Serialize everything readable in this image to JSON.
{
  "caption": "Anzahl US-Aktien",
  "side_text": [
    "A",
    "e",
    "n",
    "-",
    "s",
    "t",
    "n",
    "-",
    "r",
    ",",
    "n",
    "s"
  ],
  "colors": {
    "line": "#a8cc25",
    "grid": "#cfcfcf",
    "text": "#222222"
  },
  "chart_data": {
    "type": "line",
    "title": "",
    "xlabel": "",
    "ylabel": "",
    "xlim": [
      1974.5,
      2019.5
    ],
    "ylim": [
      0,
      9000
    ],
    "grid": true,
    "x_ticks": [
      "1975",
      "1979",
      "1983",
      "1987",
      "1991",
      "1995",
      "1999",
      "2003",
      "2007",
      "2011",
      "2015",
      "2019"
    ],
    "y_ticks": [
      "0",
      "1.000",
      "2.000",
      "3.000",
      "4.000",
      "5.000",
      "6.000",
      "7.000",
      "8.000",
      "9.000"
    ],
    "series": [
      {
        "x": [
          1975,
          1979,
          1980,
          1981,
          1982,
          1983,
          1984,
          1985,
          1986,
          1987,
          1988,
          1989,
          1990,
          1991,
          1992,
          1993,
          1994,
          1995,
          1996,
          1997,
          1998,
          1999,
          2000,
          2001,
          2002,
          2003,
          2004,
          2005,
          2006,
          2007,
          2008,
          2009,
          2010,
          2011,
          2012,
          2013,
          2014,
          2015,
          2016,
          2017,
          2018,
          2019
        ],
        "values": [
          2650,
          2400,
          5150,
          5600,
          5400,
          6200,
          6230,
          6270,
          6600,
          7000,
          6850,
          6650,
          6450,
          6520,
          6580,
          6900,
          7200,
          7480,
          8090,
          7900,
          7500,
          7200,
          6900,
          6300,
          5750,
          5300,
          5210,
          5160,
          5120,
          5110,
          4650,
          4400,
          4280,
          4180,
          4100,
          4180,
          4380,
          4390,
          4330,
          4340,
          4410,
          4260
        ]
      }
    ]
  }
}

·····

• _Requirements_: Reproduce the full listing above, character for character.

• _Solution to the problem_:
Serialize everything readable in this image to JSON.
{
  "caption": "Anzahl US-Aktien",
  "side_text": [
    "A",
    "e",
    "n",
    "-",
    "s",
    "t",
    "n",
    "-",
    "r",
    ",",
    "n",
    "s"
  ],
  "colors": {
    "line": "#a8cc25",
    "grid": "#cfcfcf",
    "text": "#222222"
  },
  "chart_data": {
    "type": "line",
    "title": "",
    "xlabel": "",
    "ylabel": "",
    "xlim": [
      1974.5,
      2019.5
    ],
    "ylim": [
      0,
      9000
    ],
    "grid": true,
    "x_ticks": [
      "1975",
      "1979",
      "1983",
      "1987",
      "1991",
      "1995",
      "1999",
      "2003",
      "2007",
      "2011",
      "2015",
      "2019"
    ],
    "y_ticks": [
      "0",
      "1.000",
      "2.000",
      "3.000",
      "4.000",
      "5.000",
      "6.000",
      "7.000",
      "8.000",
      "9.000"
    ],
    "series": [
      {
        "x": [
          1975,
          1979,
          1980,
          1981,
          1982,
          1983,
          1984,
          1985,
          1986,
          1987,
          1988,
          1989,
          1990,
          1991,
          1992,
          1993,
          1994,
          1995,
          1996,
          1997,
          1998,
          1999,
          2000,
          2001,
          2002,
          2003,
          2004,
          2005,
          2006,
          2007,
          2008,
          2009,
          2010,
          2011,
          2012,
          2013,
          2014,
          2015,
          2016,
          2017,
          2018,
          2019
        ],
        "values": [
          2650,
          2400,
          5150,
          5600,
          5400,
          6200,
          6230,
          6270,
          6600,
          7000,
          6850,
          6650,
          6450,
          6520,
          6580,
          6900,
          7200,
          7480,
          8090,
          7900,
          7500,
          7200,
          6900,
          6300,
          5750,
          5300,
          5210,
          5160,
          5120,
          5110,
          4650,
          4400,
          4280,
          4180,
          4100,
          4180,
          4380,
          4390,
          4330,
          4340,
          4410,
          4260
        ]
      }
    ]
  }
}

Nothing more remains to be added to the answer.